# Given exercise
Copy out every line of the records below word for word, leaving out the pictures.

------ Available data ------

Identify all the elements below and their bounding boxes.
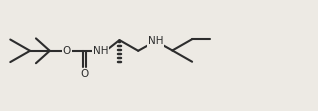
Text: O: O — [62, 46, 71, 56]
Text: NH: NH — [148, 36, 163, 46]
Text: O: O — [80, 69, 89, 79]
Text: NH: NH — [93, 46, 108, 56]
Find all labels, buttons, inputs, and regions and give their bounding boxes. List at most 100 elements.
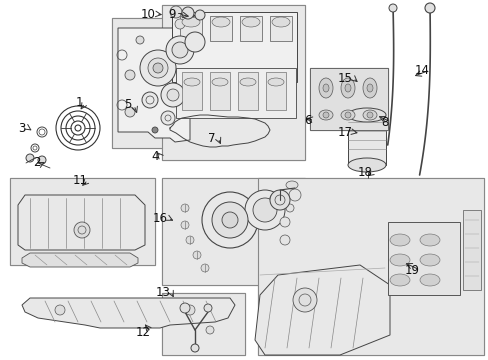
Ellipse shape <box>74 222 90 238</box>
Ellipse shape <box>340 78 354 98</box>
Ellipse shape <box>165 36 194 64</box>
Ellipse shape <box>362 110 376 120</box>
Bar <box>462 210 480 290</box>
Ellipse shape <box>181 221 189 229</box>
Ellipse shape <box>140 50 176 86</box>
Bar <box>162 293 244 355</box>
Text: 13: 13 <box>155 285 170 298</box>
Bar <box>172 12 296 82</box>
Ellipse shape <box>389 274 409 286</box>
Text: 17: 17 <box>337 126 352 139</box>
Ellipse shape <box>269 193 285 203</box>
Ellipse shape <box>175 19 184 29</box>
Ellipse shape <box>323 112 328 118</box>
Ellipse shape <box>195 10 204 20</box>
Ellipse shape <box>362 78 376 98</box>
Ellipse shape <box>38 156 46 164</box>
Ellipse shape <box>148 58 168 78</box>
Ellipse shape <box>271 17 289 27</box>
Ellipse shape <box>167 89 179 101</box>
Ellipse shape <box>340 110 354 120</box>
Bar <box>162 5 305 160</box>
Bar <box>209 72 229 110</box>
Bar <box>387 222 459 295</box>
Bar <box>269 16 291 41</box>
Ellipse shape <box>201 264 208 272</box>
Ellipse shape <box>345 112 350 118</box>
Ellipse shape <box>269 190 289 210</box>
Bar <box>347 115 385 165</box>
Ellipse shape <box>136 36 143 44</box>
Ellipse shape <box>419 234 439 246</box>
Ellipse shape <box>318 110 332 120</box>
Bar <box>240 16 262 41</box>
Ellipse shape <box>267 78 284 86</box>
Bar <box>182 72 202 110</box>
Text: 16: 16 <box>152 211 167 225</box>
Ellipse shape <box>184 32 204 52</box>
Bar <box>112 18 204 148</box>
Ellipse shape <box>191 344 199 352</box>
Ellipse shape <box>142 92 158 108</box>
Ellipse shape <box>285 204 293 212</box>
Text: 6: 6 <box>304 113 311 126</box>
Ellipse shape <box>389 234 409 246</box>
Bar <box>238 72 258 110</box>
Ellipse shape <box>180 303 190 313</box>
Polygon shape <box>18 195 145 250</box>
Bar <box>258 178 483 355</box>
Ellipse shape <box>193 251 201 259</box>
Bar <box>309 68 387 130</box>
Polygon shape <box>22 298 235 328</box>
Text: 9: 9 <box>168 8 175 21</box>
Polygon shape <box>118 28 200 142</box>
Ellipse shape <box>181 204 189 212</box>
Ellipse shape <box>347 108 385 122</box>
Ellipse shape <box>292 288 316 312</box>
Ellipse shape <box>388 4 396 12</box>
Text: 18: 18 <box>357 166 372 179</box>
Text: 2: 2 <box>33 157 41 170</box>
Bar <box>10 178 155 265</box>
Ellipse shape <box>212 78 227 86</box>
Polygon shape <box>254 265 389 355</box>
Text: 4: 4 <box>151 150 159 163</box>
Ellipse shape <box>366 84 372 92</box>
Bar <box>180 16 202 41</box>
Ellipse shape <box>182 17 200 27</box>
Bar <box>162 5 305 160</box>
Ellipse shape <box>212 202 247 238</box>
Ellipse shape <box>153 63 163 73</box>
Ellipse shape <box>161 83 184 107</box>
Ellipse shape <box>366 112 372 118</box>
Ellipse shape <box>280 217 289 227</box>
Ellipse shape <box>184 305 195 315</box>
Ellipse shape <box>182 7 194 19</box>
Bar <box>162 178 305 285</box>
Ellipse shape <box>424 3 434 13</box>
Ellipse shape <box>212 17 229 27</box>
Ellipse shape <box>172 42 187 58</box>
Text: 1: 1 <box>75 96 82 109</box>
Text: 8: 8 <box>381 116 388 129</box>
Bar <box>176 68 295 118</box>
Ellipse shape <box>170 6 182 18</box>
Ellipse shape <box>203 304 212 312</box>
Ellipse shape <box>419 254 439 266</box>
Ellipse shape <box>26 154 34 162</box>
Ellipse shape <box>202 192 258 248</box>
Ellipse shape <box>288 189 301 201</box>
Ellipse shape <box>222 212 238 228</box>
Bar <box>309 68 387 130</box>
Bar <box>162 293 244 355</box>
Ellipse shape <box>244 190 285 230</box>
Polygon shape <box>22 253 138 267</box>
Text: 5: 5 <box>124 99 131 112</box>
Bar <box>209 16 231 41</box>
Bar <box>10 178 155 265</box>
Ellipse shape <box>347 158 385 172</box>
Ellipse shape <box>161 111 175 125</box>
Ellipse shape <box>205 326 214 334</box>
Ellipse shape <box>285 181 297 189</box>
Ellipse shape <box>125 70 135 80</box>
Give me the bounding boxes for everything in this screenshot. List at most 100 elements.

------

# Solution to this task
Identify all the elements below and their bounding boxes.
Text: O: O — [62, 46, 71, 56]
Text: NH: NH — [148, 36, 163, 46]
Text: O: O — [80, 69, 89, 79]
Text: NH: NH — [93, 46, 108, 56]
Find all labels, buttons, inputs, and regions and give their bounding boxes. List at most 100 elements.
Ellipse shape <box>74 222 90 238</box>
Ellipse shape <box>340 78 354 98</box>
Ellipse shape <box>165 36 194 64</box>
Ellipse shape <box>362 110 376 120</box>
Bar <box>462 210 480 290</box>
Ellipse shape <box>181 221 189 229</box>
Ellipse shape <box>140 50 176 86</box>
Bar <box>162 293 244 355</box>
Text: 13: 13 <box>155 285 170 298</box>
Bar <box>172 12 296 82</box>
Ellipse shape <box>389 274 409 286</box>
Text: 17: 17 <box>337 126 352 139</box>
Ellipse shape <box>269 193 285 203</box>
Ellipse shape <box>175 19 184 29</box>
Ellipse shape <box>323 112 328 118</box>
Ellipse shape <box>195 10 204 20</box>
Ellipse shape <box>362 78 376 98</box>
Ellipse shape <box>38 156 46 164</box>
Ellipse shape <box>148 58 168 78</box>
Ellipse shape <box>271 17 289 27</box>
Ellipse shape <box>167 89 179 101</box>
Ellipse shape <box>340 110 354 120</box>
Bar <box>162 5 305 160</box>
Bar <box>209 72 229 110</box>
Bar <box>387 222 459 295</box>
Bar <box>269 16 291 41</box>
Ellipse shape <box>201 264 208 272</box>
Ellipse shape <box>345 112 350 118</box>
Ellipse shape <box>269 190 289 210</box>
Bar <box>347 115 385 165</box>
Ellipse shape <box>136 36 143 44</box>
Ellipse shape <box>419 234 439 246</box>
Ellipse shape <box>318 110 332 120</box>
Bar <box>240 16 262 41</box>
Ellipse shape <box>267 78 284 86</box>
Bar <box>182 72 202 110</box>
Text: 16: 16 <box>152 211 167 225</box>
Ellipse shape <box>184 32 204 52</box>
Bar <box>112 18 204 148</box>
Ellipse shape <box>191 344 199 352</box>
Ellipse shape <box>142 92 158 108</box>
Ellipse shape <box>285 204 293 212</box>
Text: 6: 6 <box>304 113 311 126</box>
Ellipse shape <box>389 234 409 246</box>
Bar <box>238 72 258 110</box>
Ellipse shape <box>180 303 190 313</box>
Polygon shape <box>18 195 145 250</box>
Bar <box>258 178 483 355</box>
Ellipse shape <box>193 251 201 259</box>
Bar <box>309 68 387 130</box>
Polygon shape <box>22 298 235 328</box>
Text: 9: 9 <box>168 8 175 21</box>
Polygon shape <box>118 28 200 142</box>
Ellipse shape <box>181 204 189 212</box>
Ellipse shape <box>347 108 385 122</box>
Ellipse shape <box>292 288 316 312</box>
Ellipse shape <box>388 4 396 12</box>
Text: 18: 18 <box>357 166 372 179</box>
Text: 2: 2 <box>33 157 41 170</box>
Bar <box>10 178 155 265</box>
Ellipse shape <box>212 78 227 86</box>
Polygon shape <box>254 265 389 355</box>
Text: 4: 4 <box>151 150 159 163</box>
Ellipse shape <box>366 84 372 92</box>
Bar <box>180 16 202 41</box>
Ellipse shape <box>182 17 200 27</box>
Bar <box>162 5 305 160</box>
Ellipse shape <box>212 202 247 238</box>
Ellipse shape <box>153 63 163 73</box>
Ellipse shape <box>161 83 184 107</box>
Ellipse shape <box>366 112 372 118</box>
Ellipse shape <box>280 217 289 227</box>
Ellipse shape <box>184 305 195 315</box>
Ellipse shape <box>182 7 194 19</box>
Bar <box>162 178 305 285</box>
Ellipse shape <box>424 3 434 13</box>
Ellipse shape <box>212 17 229 27</box>
Ellipse shape <box>172 42 187 58</box>
Text: 1: 1 <box>75 96 82 109</box>
Text: 8: 8 <box>381 116 388 129</box>
Bar <box>176 68 295 118</box>
Ellipse shape <box>170 6 182 18</box>
Ellipse shape <box>203 304 212 312</box>
Ellipse shape <box>419 254 439 266</box>
Ellipse shape <box>26 154 34 162</box>
Ellipse shape <box>202 192 258 248</box>
Ellipse shape <box>288 189 301 201</box>
Ellipse shape <box>222 212 238 228</box>
Bar <box>309 68 387 130</box>
Bar <box>162 293 244 355</box>
Ellipse shape <box>244 190 285 230</box>
Polygon shape <box>22 253 138 267</box>
Text: 5: 5 <box>124 99 131 112</box>
Bar <box>209 16 231 41</box>
Bar <box>10 178 155 265</box>
Ellipse shape <box>347 158 385 172</box>
Ellipse shape <box>161 111 175 125</box>
Ellipse shape <box>205 326 214 334</box>
Ellipse shape <box>285 181 297 189</box>
Ellipse shape <box>125 70 135 80</box>
Give me the bounding boxes for everything in this screenshot. List at most 100 elements.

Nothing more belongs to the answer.